**Material for this task**
((
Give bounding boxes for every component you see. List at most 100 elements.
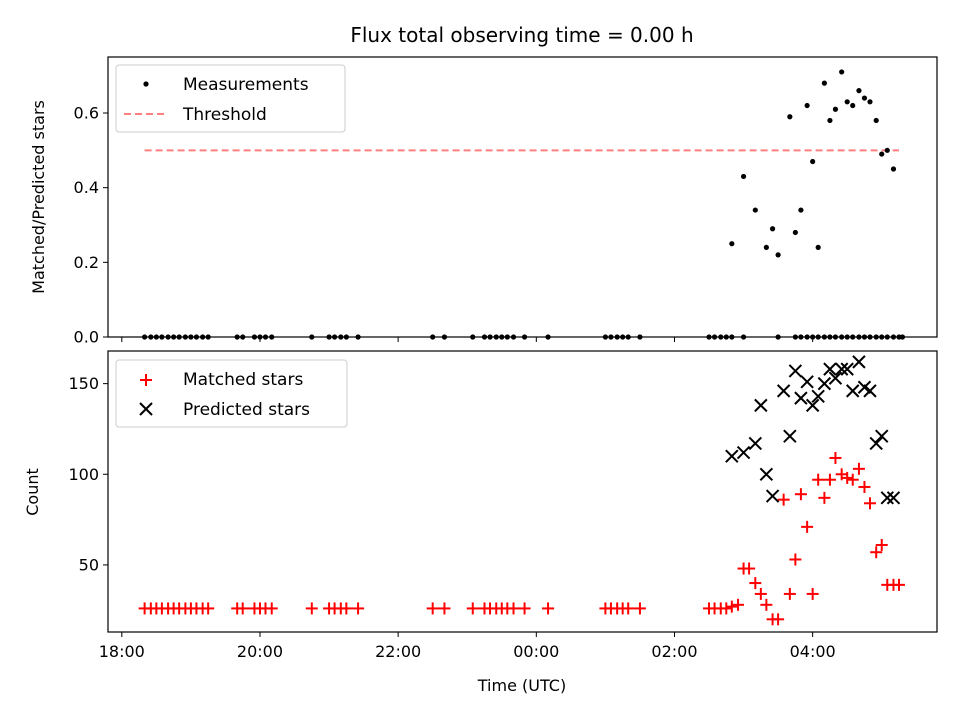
predicted-star-point [823,362,837,376]
predicted-star-stroke [759,467,774,481]
matched-star-point [760,598,773,611]
matched-star-point [852,462,865,475]
predicted-star-stroke [725,449,739,463]
matched-star-point [749,577,762,590]
x-tick-label: 00:00 [513,642,559,661]
x-tick-label: 04:00 [790,642,836,661]
predicted-star-point [811,389,825,404]
matched-star-point [893,578,906,591]
predicted-star-point [869,436,883,451]
predicted-star-stroke [788,364,803,378]
predicted-star-stroke [828,371,843,385]
predicted-star-stroke [823,362,837,376]
measurement-point [850,102,856,109]
measurement-point [740,173,747,180]
matched-star-point [777,493,790,506]
legend-predicted-marker [139,402,153,416]
x-tick-label: 02:00 [651,642,697,661]
matched-star-point [806,587,819,600]
matched-star-point [875,538,888,551]
predicted-star-stroke [846,384,860,398]
top-y-tick-label: 0.2 [74,253,99,272]
top-y-ticks: 0.0 0.2 0.4 0.6 [74,104,108,347]
legend-matched-marker [140,374,152,386]
matched-star-point [265,602,278,615]
predicted-star-stroke [817,376,832,391]
predicted-star-point [759,467,774,481]
matched-star-point [823,473,836,486]
measurement-point [861,95,868,101]
measurement-point [752,207,758,213]
predicted-star-stroke [880,491,894,505]
bottom-y-tick-label: 50 [79,555,99,574]
predicted-star-stroke [754,398,768,413]
measurement-point [787,114,793,120]
bottom-x-ticks: 18:00 20:00 22:00 00:00 02:00 04:00 [99,632,836,661]
measurement-point [879,151,885,157]
predicted-star-point [886,491,901,505]
matched-star-point [783,587,796,600]
bottom-y-tick-label: 100 [68,465,99,484]
legend-threshold-label: Threshold [182,105,267,125]
measurement-point [839,69,845,75]
measurement-point [827,117,833,124]
matched-star-point [743,562,756,575]
matched-star-point [542,602,555,615]
matched-star-point [829,451,842,464]
top-x-ticks [121,337,814,342]
measurement-point [804,102,810,109]
predicted-star-stroke [869,436,883,451]
top-legend: Measurements Threshold [115,64,346,133]
legend-predicted-label: Predicted stars [183,400,310,420]
legend-matched-label: Matched stars [183,370,303,390]
predicted-star-point [863,384,877,398]
measurement-point [775,252,781,258]
matched-star-point [518,602,531,615]
legend-measurements-label: Measurements [183,75,309,95]
predicted-star-point [800,375,814,389]
measurement-point [856,88,862,94]
measurement-point [798,207,804,213]
predicted-star-point [783,429,797,443]
measurement-point [890,166,897,172]
predicted-star-point [852,355,866,369]
measurement-point [815,244,821,250]
measurement-point [810,158,816,165]
top-y-tick-label: 0.0 [74,328,99,347]
predicted-star-point [788,364,803,378]
top-legend-box [115,64,346,133]
top-y-tick-label: 0.6 [74,104,99,123]
predicted-star-point [840,362,854,376]
matched-star-point [863,497,876,510]
predicted-star-stroke [783,429,797,443]
matched-star-point [870,546,883,559]
predicted-star-point [817,376,832,391]
matched-star-point [846,473,859,486]
predicted-star-point [748,436,763,451]
bottom-plot-area [138,355,906,626]
predicted-star-point [834,362,849,376]
matched-star-point [801,520,814,533]
predicted-star-stroke [875,429,889,443]
bottom-legend-box [115,359,348,428]
matched-star-point [622,602,635,615]
predicted-star-stroke [863,384,877,398]
matched-star-point [720,602,733,615]
bottom-legend: Matched stars Predicted stars [115,359,348,428]
predicted-star-point [875,429,889,443]
predicted-star-point [880,491,894,505]
measurement-point [832,106,839,112]
matched-star-point [426,602,439,615]
matched-star-point [812,473,825,486]
matched-star-point [352,602,365,615]
matched-star-point [789,553,802,566]
x-tick-label: 22:00 [375,642,421,661]
predicted-star-point [794,391,808,405]
x-axis-label: Time (UTC) [477,676,566,695]
measurement-point [763,244,769,250]
measurement-point [844,99,850,105]
predicted-star-point [846,384,860,398]
matched-star-point [732,598,745,611]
))
**To be done**
Retype every line of the records above verbatim, from the first line through the last. Omit the picture.

**Result**
Give bounding boxes for every component you see. List at most 100 elements.
predicted-star-point [823,362,837,376]
predicted-star-stroke [759,467,774,481]
matched-star-point [760,598,773,611]
matched-star-point [852,462,865,475]
predicted-star-stroke [725,449,739,463]
matched-star-point [749,577,762,590]
x-tick-label: 00:00 [513,642,559,661]
x-tick-label: 04:00 [790,642,836,661]
predicted-star-point [811,389,825,404]
matched-star-point [893,578,906,591]
predicted-star-point [869,436,883,451]
predicted-star-stroke [788,364,803,378]
predicted-star-stroke [828,371,843,385]
predicted-star-stroke [823,362,837,376]
measurement-point [850,102,856,109]
measurement-point [740,173,747,180]
matched-star-point [777,493,790,506]
legend-predicted-marker [139,402,153,416]
x-tick-label: 02:00 [651,642,697,661]
matched-star-point [806,587,819,600]
matched-star-point [875,538,888,551]
predicted-star-stroke [846,384,860,398]
top-y-tick-label: 0.2 [74,253,99,272]
top-y-ticks: 0.0 0.2 0.4 0.6 [74,104,108,347]
legend-matched-marker [140,374,152,386]
matched-star-point [265,602,278,615]
predicted-star-stroke [817,376,832,391]
predicted-star-point [759,467,774,481]
matched-star-point [823,473,836,486]
measurement-point [861,95,868,101]
measurement-point [752,207,758,213]
predicted-star-stroke [880,491,894,505]
bottom-y-tick-label: 50 [79,555,99,574]
predicted-star-stroke [754,398,768,413]
measurement-point [787,114,793,120]
bottom-x-ticks: 18:00 20:00 22:00 00:00 02:00 04:00 [99,632,836,661]
measurement-point [879,151,885,157]
predicted-star-point [886,491,901,505]
matched-star-point [783,587,796,600]
bottom-y-tick-label: 100 [68,465,99,484]
legend-threshold-label: Threshold [182,105,267,125]
measurement-point [839,69,845,75]
measurement-point [827,117,833,124]
matched-star-point [743,562,756,575]
matched-star-point [542,602,555,615]
matched-star-point [829,451,842,464]
top-x-ticks [121,337,814,342]
measurement-point [804,102,810,109]
predicted-star-stroke [869,436,883,451]
top-legend: Measurements Threshold [115,64,346,133]
legend-predicted-label: Predicted stars [183,400,310,420]
legend-matched-label: Matched stars [183,370,303,390]
predicted-star-point [863,384,877,398]
measurement-point [775,252,781,258]
matched-star-point [518,602,531,615]
legend-measurements-label: Measurements [183,75,309,95]
predicted-star-point [800,375,814,389]
measurement-point [856,88,862,94]
measurement-point [798,207,804,213]
predicted-star-point [783,429,797,443]
measurement-point [890,166,897,172]
predicted-star-point [852,355,866,369]
measurement-point [815,244,821,250]
measurement-point [810,158,816,165]
top-y-tick-label: 0.0 [74,328,99,347]
predicted-star-point [788,364,803,378]
top-legend-box [115,64,346,133]
top-y-tick-label: 0.6 [74,104,99,123]
predicted-star-point [840,362,854,376]
matched-star-point [863,497,876,510]
predicted-star-stroke [783,429,797,443]
matched-star-point [870,546,883,559]
predicted-star-point [817,376,832,391]
matched-star-point [846,473,859,486]
predicted-star-point [748,436,763,451]
bottom-plot-area [138,355,906,626]
predicted-star-point [834,362,849,376]
matched-star-point [801,520,814,533]
predicted-star-stroke [875,429,889,443]
bottom-legend-box [115,359,348,428]
matched-star-point [622,602,635,615]
predicted-star-stroke [863,384,877,398]
matched-star-point [720,602,733,615]
bottom-legend: Matched stars Predicted stars [115,359,348,428]
predicted-star-point [875,429,889,443]
predicted-star-point [880,491,894,505]
measurement-point [832,106,839,112]
matched-star-point [426,602,439,615]
matched-star-point [812,473,825,486]
matched-star-point [352,602,365,615]
matched-star-point [789,553,802,566]
x-tick-label: 22:00 [375,642,421,661]
predicted-star-point [794,391,808,405]
x-axis-label: Time (UTC) [477,676,566,695]
measurement-point [763,244,769,250]
measurement-point [844,99,850,105]
predicted-star-point [846,384,860,398]
matched-star-point [732,598,745,611]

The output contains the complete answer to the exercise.